## Exercise description
Reproduce each line exactly.

[Figure content listings]
***

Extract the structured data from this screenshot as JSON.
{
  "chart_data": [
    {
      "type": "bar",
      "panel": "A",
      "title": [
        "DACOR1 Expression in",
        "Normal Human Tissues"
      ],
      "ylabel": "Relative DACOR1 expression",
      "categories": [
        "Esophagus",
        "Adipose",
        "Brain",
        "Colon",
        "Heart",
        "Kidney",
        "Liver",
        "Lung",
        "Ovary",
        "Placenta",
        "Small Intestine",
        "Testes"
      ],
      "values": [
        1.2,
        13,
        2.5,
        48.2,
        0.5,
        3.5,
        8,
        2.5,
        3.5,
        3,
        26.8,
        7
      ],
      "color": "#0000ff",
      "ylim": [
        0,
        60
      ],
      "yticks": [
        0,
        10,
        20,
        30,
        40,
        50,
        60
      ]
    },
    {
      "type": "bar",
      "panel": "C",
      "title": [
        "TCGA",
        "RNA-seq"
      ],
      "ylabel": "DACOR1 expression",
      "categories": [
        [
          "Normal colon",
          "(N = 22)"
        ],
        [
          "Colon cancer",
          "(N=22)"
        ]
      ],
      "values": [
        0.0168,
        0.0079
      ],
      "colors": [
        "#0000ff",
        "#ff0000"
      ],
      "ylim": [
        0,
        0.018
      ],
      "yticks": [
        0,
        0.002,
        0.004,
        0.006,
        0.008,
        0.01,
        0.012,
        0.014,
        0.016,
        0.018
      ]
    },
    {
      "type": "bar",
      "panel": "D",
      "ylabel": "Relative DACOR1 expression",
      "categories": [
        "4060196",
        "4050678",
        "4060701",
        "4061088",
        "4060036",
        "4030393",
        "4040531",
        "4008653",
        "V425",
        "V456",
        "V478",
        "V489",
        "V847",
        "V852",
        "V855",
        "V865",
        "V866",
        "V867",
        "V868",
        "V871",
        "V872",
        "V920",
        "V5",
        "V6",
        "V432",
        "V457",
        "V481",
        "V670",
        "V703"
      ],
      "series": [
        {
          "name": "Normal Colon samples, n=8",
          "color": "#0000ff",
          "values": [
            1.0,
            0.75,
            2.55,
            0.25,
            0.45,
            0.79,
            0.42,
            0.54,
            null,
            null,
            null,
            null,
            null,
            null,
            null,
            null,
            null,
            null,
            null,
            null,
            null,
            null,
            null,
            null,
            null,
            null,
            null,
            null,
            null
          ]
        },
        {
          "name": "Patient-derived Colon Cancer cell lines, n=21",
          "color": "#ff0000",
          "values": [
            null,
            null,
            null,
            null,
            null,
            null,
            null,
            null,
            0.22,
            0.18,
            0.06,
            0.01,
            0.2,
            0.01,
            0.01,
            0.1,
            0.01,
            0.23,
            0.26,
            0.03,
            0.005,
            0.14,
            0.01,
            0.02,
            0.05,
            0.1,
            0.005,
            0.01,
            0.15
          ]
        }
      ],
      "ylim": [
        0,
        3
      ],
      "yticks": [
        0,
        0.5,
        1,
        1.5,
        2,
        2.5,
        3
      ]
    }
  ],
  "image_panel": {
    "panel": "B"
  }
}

***

## Answer for the task
Extract the structured data from this screenshot as JSON.
{
  "chart_data": [
    {
      "type": "bar",
      "panel": "A",
      "title": [
        "DACOR1 Expression in",
        "Normal Human Tissues"
      ],
      "ylabel": "Relative DACOR1 expression",
      "categories": [
        "Esophagus",
        "Adipose",
        "Brain",
        "Colon",
        "Heart",
        "Kidney",
        "Liver",
        "Lung",
        "Ovary",
        "Placenta",
        "Small Intestine",
        "Testes"
      ],
      "values": [
        1.2,
        13,
        2.5,
        48.2,
        0.5,
        3.5,
        8,
        2.5,
        3.5,
        3,
        26.8,
        7
      ],
      "color": "#0000ff",
      "ylim": [
        0,
        60
      ],
      "yticks": [
        0,
        10,
        20,
        30,
        40,
        50,
        60
      ]
    },
    {
      "type": "bar",
      "panel": "C",
      "title": [
        "TCGA",
        "RNA-seq"
      ],
      "ylabel": "DACOR1 expression",
      "categories": [
        [
          "Normal colon",
          "(N = 22)"
        ],
        [
          "Colon cancer",
          "(N=22)"
        ]
      ],
      "values": [
        0.0168,
        0.0079
      ],
      "colors": [
        "#0000ff",
        "#ff0000"
      ],
      "ylim": [
        0,
        0.018
      ],
      "yticks": [
        0,
        0.002,
        0.004,
        0.006,
        0.008,
        0.01,
        0.012,
        0.014,
        0.016,
        0.018
      ]
    },
    {
      "type": "bar",
      "panel": "D",
      "ylabel": "Relative DACOR1 expression",
      "categories": [
        "4060196",
        "4050678",
        "4060701",
        "4061088",
        "4060036",
        "4030393",
        "4040531",
        "4008653",
        "V425",
        "V456",
        "V478",
        "V489",
        "V847",
        "V852",
        "V855",
        "V865",
        "V866",
        "V867",
        "V868",
        "V871",
        "V872",
        "V920",
        "V5",
        "V6",
        "V432",
        "V457",
        "V481",
        "V670",
        "V703"
      ],
      "series": [
        {
          "name": "Normal Colon samples, n=8",
          "color": "#0000ff",
          "values": [
            1.0,
            0.75,
            2.55,
            0.25,
            0.45,
            0.79,
            0.42,
            0.54,
            null,
            null,
            null,
            null,
            null,
            null,
            null,
            null,
            null,
            null,
            null,
            null,
            null,
            null,
            null,
            null,
            null,
            null,
            null,
            null,
            null
          ]
        },
        {
          "name": "Patient-derived Colon Cancer cell lines, n=21",
          "color": "#ff0000",
          "values": [
            null,
            null,
            null,
            null,
            null,
            null,
            null,
            null,
            0.22,
            0.18,
            0.06,
            0.01,
            0.2,
            0.01,
            0.01,
            0.1,
            0.01,
            0.23,
            0.26,
            0.03,
            0.005,
            0.14,
            0.01,
            0.02,
            0.05,
            0.1,
            0.005,
            0.01,
            0.15
          ]
        }
      ],
      "ylim": [
        0,
        3
      ],
      "yticks": [
        0,
        0.5,
        1,
        1.5,
        2,
        2.5,
        3
      ]
    }
  ],
  "image_panel": {
    "panel": "B"
  }
}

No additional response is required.